> [Request]:
Wherever the word "right" shows up in a line, please copy that line.

[Recorded data]
########

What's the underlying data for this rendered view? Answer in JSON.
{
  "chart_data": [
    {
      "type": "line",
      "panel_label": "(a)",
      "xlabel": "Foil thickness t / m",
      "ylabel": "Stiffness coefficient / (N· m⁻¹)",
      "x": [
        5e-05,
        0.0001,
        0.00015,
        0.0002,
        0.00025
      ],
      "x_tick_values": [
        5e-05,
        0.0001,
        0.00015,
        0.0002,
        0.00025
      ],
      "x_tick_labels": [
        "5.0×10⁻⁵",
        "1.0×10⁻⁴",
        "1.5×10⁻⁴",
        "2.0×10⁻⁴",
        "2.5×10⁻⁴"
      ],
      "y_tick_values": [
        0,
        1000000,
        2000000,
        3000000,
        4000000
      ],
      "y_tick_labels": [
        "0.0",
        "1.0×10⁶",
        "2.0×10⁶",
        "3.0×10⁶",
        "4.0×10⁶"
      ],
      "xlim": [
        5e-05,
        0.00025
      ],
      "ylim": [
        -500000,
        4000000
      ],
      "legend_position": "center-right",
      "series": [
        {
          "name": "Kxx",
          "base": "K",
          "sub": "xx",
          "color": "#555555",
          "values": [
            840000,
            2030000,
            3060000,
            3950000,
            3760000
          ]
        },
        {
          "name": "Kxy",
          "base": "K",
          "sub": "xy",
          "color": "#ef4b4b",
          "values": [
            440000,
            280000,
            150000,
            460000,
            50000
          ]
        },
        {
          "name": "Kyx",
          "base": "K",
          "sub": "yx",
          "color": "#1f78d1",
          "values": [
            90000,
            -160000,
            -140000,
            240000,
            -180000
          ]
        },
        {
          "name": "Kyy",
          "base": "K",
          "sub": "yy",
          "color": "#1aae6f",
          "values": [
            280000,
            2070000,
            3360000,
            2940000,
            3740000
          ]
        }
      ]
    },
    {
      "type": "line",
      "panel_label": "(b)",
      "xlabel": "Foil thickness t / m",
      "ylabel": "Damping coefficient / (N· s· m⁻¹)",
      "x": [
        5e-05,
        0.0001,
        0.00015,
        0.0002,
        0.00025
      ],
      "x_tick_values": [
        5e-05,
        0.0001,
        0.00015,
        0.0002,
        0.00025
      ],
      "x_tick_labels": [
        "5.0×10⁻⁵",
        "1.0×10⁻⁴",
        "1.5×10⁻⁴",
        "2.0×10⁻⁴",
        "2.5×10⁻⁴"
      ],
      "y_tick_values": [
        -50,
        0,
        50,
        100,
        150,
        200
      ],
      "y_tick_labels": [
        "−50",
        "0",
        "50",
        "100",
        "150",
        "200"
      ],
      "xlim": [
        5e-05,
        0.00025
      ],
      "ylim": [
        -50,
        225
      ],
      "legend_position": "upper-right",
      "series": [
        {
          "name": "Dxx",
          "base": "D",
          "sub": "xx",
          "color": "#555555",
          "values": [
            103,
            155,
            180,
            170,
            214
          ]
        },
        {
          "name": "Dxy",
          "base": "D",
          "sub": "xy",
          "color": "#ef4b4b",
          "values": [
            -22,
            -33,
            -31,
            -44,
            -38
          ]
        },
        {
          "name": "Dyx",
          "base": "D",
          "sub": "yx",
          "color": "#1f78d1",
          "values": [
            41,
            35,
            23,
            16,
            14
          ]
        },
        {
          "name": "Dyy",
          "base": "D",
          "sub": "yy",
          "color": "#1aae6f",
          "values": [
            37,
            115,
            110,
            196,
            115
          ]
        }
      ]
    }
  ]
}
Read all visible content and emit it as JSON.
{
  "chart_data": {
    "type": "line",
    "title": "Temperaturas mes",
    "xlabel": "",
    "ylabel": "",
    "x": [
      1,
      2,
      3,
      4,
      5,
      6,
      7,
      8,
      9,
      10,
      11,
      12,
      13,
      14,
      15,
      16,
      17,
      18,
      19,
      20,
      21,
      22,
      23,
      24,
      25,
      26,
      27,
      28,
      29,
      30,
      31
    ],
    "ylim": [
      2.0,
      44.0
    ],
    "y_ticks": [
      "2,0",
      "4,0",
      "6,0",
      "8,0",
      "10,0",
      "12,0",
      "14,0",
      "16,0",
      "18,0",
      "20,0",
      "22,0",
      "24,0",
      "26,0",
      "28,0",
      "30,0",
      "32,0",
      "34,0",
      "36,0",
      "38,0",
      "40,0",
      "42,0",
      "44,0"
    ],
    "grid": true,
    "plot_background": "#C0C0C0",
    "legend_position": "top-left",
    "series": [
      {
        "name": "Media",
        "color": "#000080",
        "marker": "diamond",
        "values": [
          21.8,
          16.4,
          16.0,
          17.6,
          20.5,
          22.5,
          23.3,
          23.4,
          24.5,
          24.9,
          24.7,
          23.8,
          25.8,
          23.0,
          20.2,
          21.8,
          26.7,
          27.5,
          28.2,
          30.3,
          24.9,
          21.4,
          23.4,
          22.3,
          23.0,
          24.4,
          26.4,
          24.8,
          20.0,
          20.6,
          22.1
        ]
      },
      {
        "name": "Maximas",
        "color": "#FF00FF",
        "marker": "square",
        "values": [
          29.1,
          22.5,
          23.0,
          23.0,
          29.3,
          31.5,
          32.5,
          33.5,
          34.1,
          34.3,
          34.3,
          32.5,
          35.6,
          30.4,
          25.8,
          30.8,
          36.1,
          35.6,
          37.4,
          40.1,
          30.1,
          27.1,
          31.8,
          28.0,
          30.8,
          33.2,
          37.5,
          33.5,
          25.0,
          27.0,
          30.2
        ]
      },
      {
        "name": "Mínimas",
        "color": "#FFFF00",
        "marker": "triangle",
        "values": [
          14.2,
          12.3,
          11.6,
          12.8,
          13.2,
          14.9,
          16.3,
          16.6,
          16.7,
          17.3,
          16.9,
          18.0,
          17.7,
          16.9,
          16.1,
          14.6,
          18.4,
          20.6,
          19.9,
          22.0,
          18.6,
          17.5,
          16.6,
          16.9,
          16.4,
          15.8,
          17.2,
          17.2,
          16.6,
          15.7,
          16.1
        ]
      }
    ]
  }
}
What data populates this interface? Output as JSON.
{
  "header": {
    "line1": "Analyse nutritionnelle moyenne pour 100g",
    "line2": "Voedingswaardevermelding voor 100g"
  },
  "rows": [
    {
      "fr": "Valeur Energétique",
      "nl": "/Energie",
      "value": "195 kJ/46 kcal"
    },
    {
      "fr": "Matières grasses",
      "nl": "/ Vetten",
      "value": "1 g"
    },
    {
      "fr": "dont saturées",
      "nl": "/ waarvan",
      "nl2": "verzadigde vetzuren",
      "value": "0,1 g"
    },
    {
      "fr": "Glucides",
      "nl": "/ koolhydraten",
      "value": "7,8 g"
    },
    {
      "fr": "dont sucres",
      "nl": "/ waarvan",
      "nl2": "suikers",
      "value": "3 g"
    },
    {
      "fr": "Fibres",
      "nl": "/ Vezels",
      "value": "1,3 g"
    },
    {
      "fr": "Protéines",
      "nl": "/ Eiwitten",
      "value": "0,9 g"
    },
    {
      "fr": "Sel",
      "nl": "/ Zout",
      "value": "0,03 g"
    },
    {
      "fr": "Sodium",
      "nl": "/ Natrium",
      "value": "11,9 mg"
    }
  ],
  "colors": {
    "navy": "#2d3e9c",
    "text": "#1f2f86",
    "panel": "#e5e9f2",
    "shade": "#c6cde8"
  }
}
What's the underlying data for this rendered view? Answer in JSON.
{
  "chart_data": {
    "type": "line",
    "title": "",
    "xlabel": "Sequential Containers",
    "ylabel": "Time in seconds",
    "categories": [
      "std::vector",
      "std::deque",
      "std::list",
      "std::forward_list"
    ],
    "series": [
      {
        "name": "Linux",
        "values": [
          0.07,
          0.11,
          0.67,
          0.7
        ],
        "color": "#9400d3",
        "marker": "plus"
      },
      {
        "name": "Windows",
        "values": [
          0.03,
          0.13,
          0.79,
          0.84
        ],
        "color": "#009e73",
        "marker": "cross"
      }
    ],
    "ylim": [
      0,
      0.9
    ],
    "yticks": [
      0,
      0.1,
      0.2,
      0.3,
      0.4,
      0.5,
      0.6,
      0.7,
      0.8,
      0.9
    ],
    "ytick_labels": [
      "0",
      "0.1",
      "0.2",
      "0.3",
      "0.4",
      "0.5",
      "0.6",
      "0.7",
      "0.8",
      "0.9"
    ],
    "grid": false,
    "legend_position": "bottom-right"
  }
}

########

> [Output of the task]:
      "legend_position": "center-right",
      "legend_position": "upper-right",
    "legend_position": "bottom-right"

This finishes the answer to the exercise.